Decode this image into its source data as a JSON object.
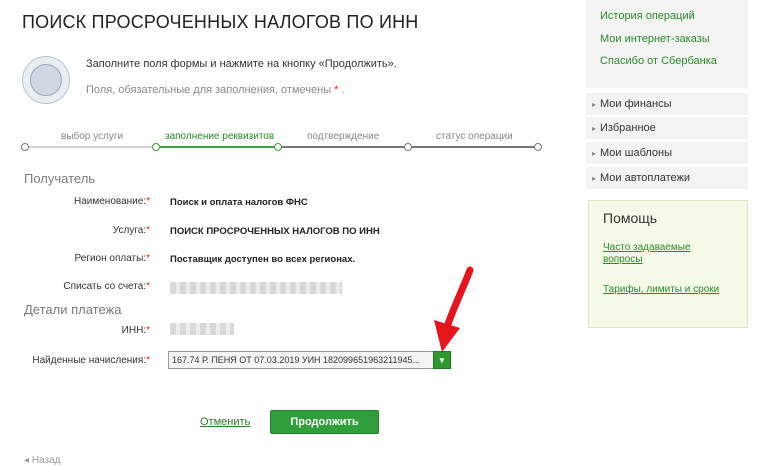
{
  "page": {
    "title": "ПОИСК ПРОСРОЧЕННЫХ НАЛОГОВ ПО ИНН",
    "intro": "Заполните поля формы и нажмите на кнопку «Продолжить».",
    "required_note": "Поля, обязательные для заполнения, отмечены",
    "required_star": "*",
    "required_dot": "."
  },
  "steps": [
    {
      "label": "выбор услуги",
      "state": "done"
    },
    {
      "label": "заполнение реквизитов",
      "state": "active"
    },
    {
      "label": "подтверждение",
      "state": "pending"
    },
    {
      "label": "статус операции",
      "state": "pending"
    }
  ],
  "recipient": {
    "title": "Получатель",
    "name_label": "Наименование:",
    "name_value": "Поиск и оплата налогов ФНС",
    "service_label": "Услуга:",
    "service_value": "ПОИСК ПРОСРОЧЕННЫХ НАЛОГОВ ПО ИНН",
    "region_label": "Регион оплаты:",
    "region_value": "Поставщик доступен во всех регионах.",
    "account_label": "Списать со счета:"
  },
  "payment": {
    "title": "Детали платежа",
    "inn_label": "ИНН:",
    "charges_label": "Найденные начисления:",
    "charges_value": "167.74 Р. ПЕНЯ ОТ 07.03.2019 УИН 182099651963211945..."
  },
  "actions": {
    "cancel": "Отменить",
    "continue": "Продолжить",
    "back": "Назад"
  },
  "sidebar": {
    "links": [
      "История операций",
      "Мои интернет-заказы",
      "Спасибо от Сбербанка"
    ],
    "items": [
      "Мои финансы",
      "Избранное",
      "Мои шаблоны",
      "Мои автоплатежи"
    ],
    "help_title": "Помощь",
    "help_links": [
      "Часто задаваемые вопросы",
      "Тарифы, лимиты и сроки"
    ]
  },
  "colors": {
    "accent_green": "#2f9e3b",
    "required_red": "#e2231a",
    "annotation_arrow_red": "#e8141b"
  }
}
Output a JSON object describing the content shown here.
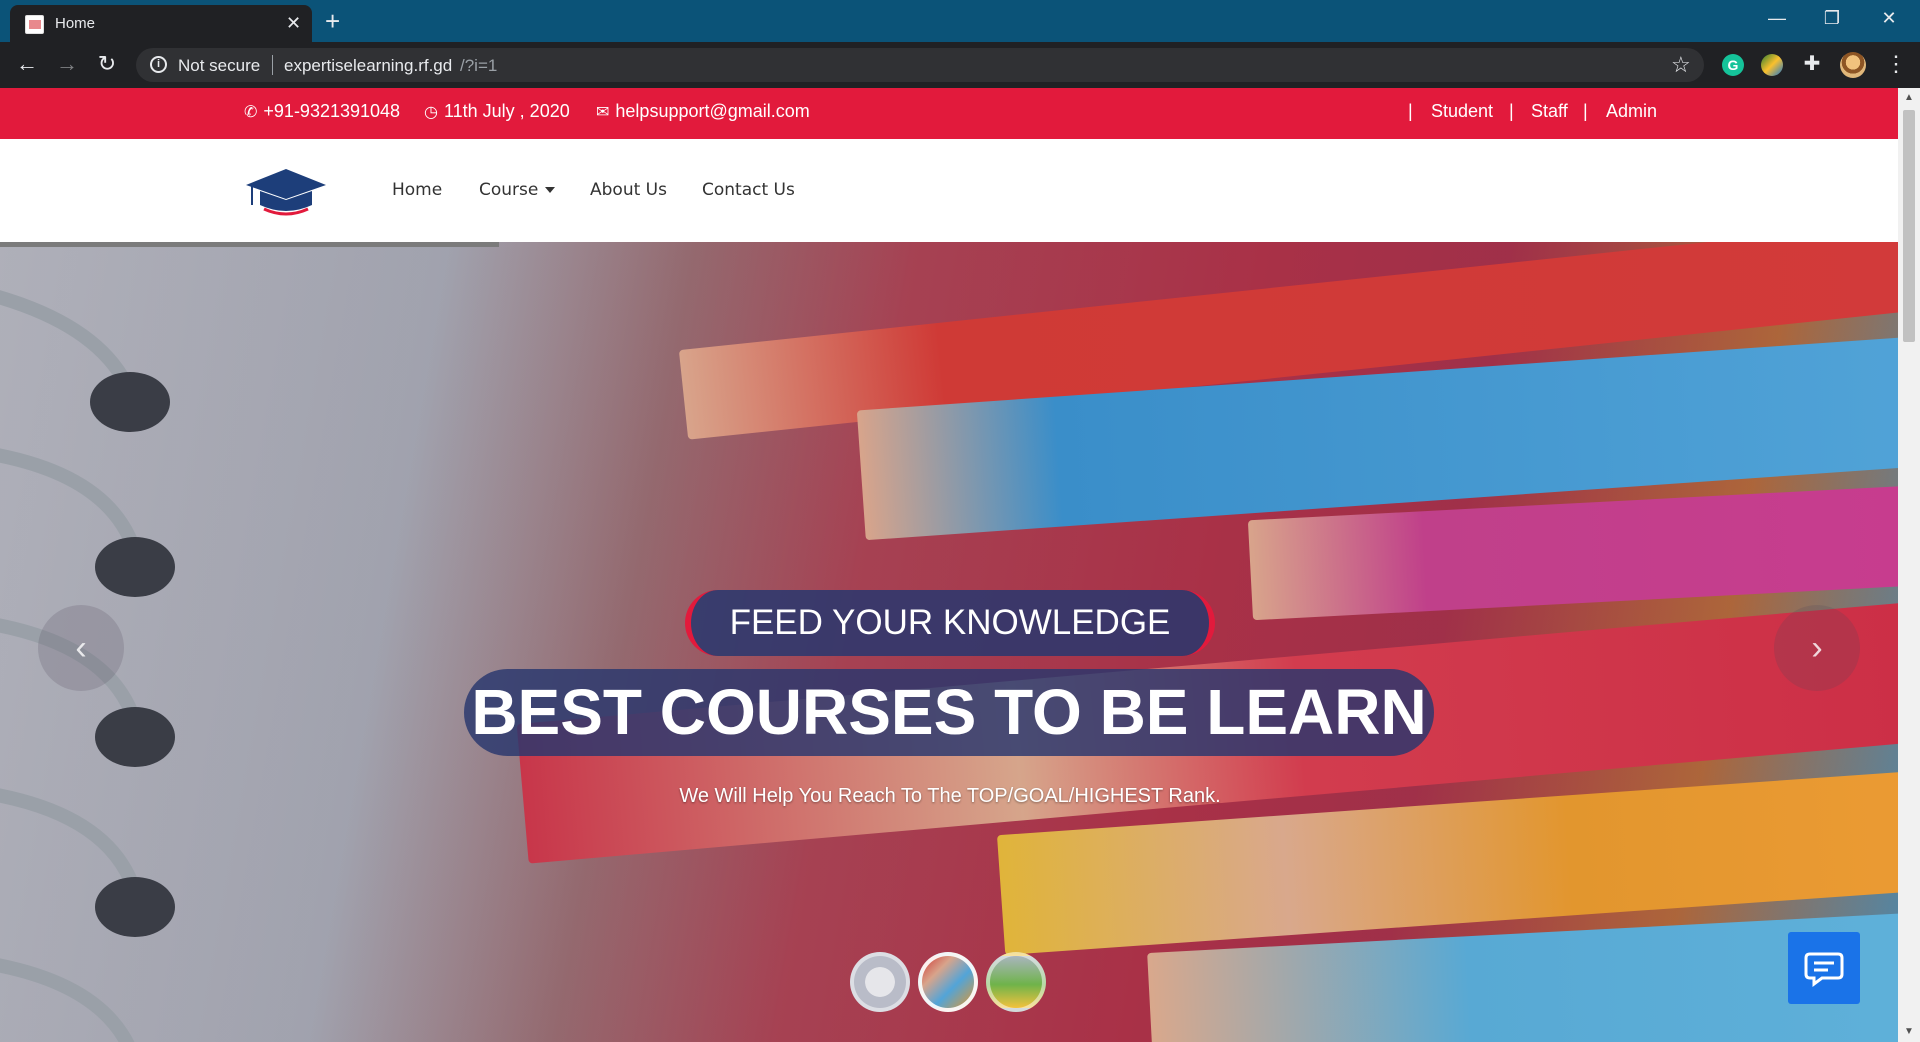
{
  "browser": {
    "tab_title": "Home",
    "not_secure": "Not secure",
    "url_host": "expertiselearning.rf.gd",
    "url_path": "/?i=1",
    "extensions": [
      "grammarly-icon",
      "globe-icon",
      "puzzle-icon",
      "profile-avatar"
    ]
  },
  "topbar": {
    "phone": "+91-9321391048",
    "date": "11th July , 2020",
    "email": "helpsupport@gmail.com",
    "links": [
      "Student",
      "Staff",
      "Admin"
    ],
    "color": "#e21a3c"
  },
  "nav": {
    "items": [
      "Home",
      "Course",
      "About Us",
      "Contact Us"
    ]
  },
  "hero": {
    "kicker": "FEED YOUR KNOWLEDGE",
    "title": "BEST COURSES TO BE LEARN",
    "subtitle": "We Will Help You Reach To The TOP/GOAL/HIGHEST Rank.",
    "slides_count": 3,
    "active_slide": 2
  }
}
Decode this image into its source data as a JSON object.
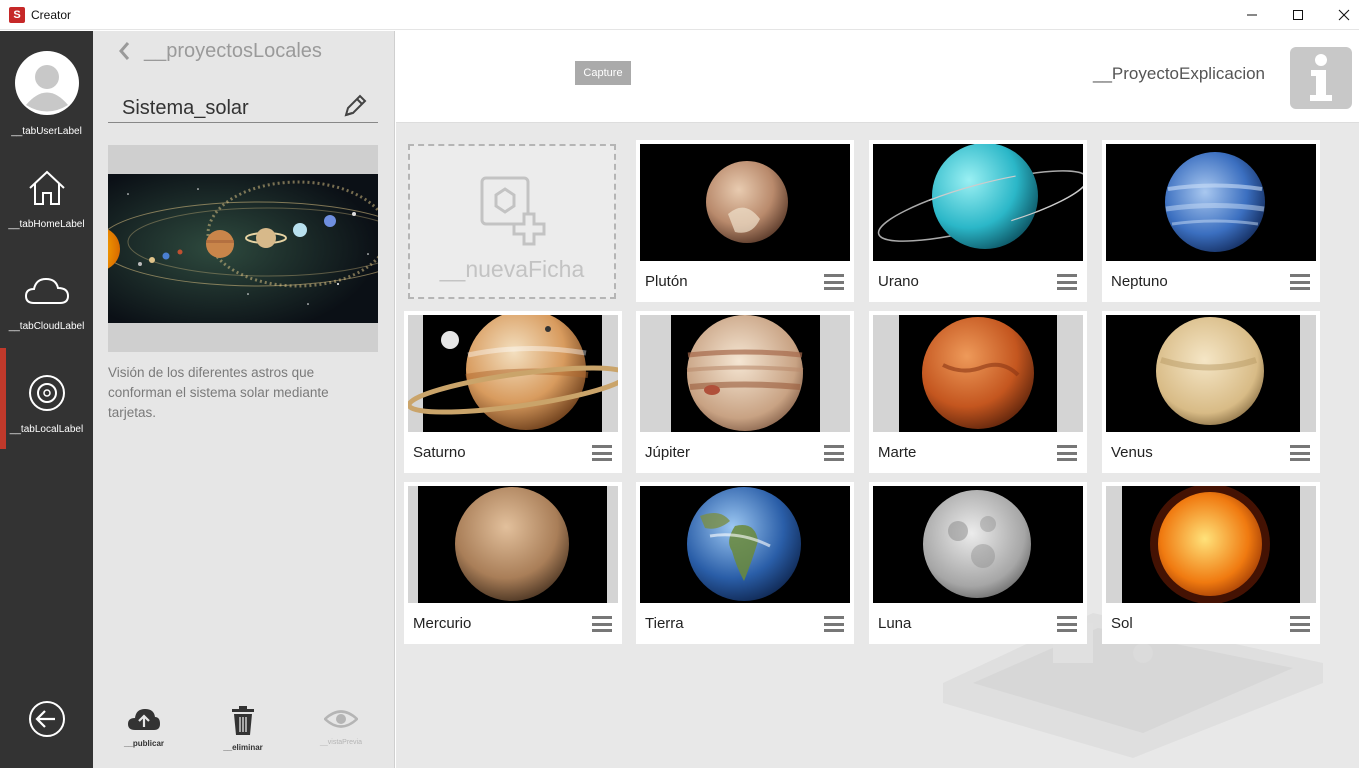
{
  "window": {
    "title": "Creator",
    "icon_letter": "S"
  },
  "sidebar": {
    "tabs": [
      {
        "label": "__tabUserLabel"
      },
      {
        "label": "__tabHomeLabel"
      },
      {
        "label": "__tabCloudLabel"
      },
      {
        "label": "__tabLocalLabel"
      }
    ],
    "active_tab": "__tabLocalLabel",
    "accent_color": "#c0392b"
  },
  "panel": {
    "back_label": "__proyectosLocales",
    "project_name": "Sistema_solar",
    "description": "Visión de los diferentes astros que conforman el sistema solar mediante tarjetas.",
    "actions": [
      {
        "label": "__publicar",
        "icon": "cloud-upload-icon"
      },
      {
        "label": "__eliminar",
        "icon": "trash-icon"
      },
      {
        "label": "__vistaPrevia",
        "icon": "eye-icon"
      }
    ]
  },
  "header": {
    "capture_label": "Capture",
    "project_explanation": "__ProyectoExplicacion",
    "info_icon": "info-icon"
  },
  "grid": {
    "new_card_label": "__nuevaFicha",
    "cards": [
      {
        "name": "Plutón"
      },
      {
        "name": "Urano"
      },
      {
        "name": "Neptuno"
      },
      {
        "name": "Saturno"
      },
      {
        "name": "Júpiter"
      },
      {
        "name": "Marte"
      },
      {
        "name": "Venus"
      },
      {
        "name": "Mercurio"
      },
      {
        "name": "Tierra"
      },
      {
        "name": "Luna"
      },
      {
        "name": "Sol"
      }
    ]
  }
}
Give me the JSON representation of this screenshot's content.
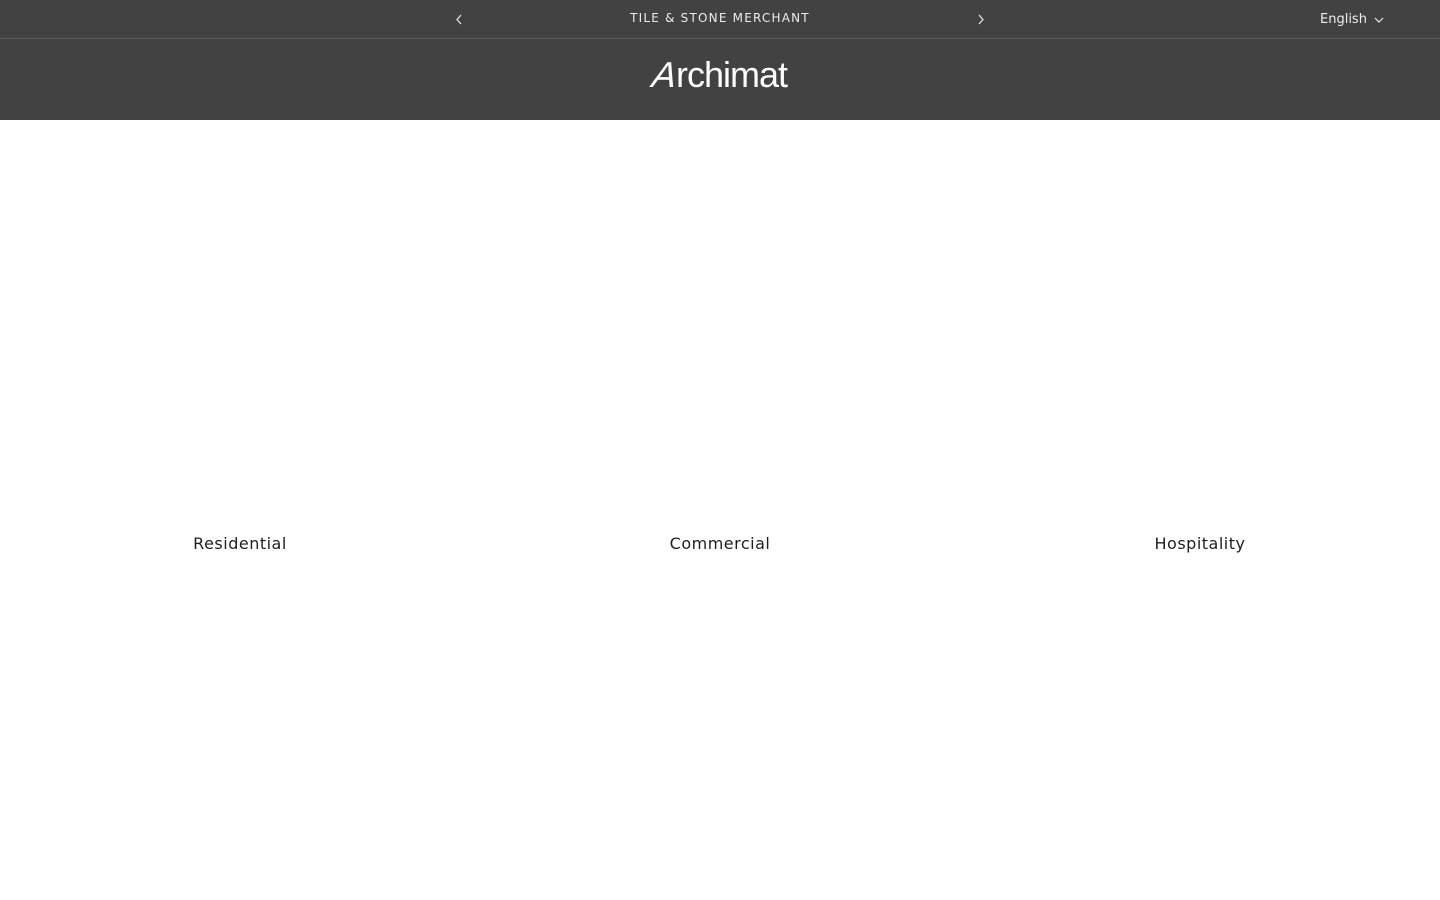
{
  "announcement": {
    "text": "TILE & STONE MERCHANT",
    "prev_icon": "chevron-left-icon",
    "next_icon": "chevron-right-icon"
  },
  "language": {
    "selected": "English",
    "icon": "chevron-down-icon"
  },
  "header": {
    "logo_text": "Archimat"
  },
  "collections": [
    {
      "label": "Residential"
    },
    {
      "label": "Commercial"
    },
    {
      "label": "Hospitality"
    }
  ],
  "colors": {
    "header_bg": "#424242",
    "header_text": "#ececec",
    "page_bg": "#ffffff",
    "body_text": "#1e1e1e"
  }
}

> [Aim]: Skip all pictures. Write out only the lines from the one containing "Give me the" to the end of the listing above, inclusive, exactly as given.

> [Reply]:
Give me the JSON representation of this screenshot's content.
{
  "announcement": {
    "text": "TILE & STONE MERCHANT",
    "prev_icon": "chevron-left-icon",
    "next_icon": "chevron-right-icon"
  },
  "language": {
    "selected": "English",
    "icon": "chevron-down-icon"
  },
  "header": {
    "logo_text": "Archimat"
  },
  "collections": [
    {
      "label": "Residential"
    },
    {
      "label": "Commercial"
    },
    {
      "label": "Hospitality"
    }
  ],
  "colors": {
    "header_bg": "#424242",
    "header_text": "#ececec",
    "page_bg": "#ffffff",
    "body_text": "#1e1e1e"
  }
}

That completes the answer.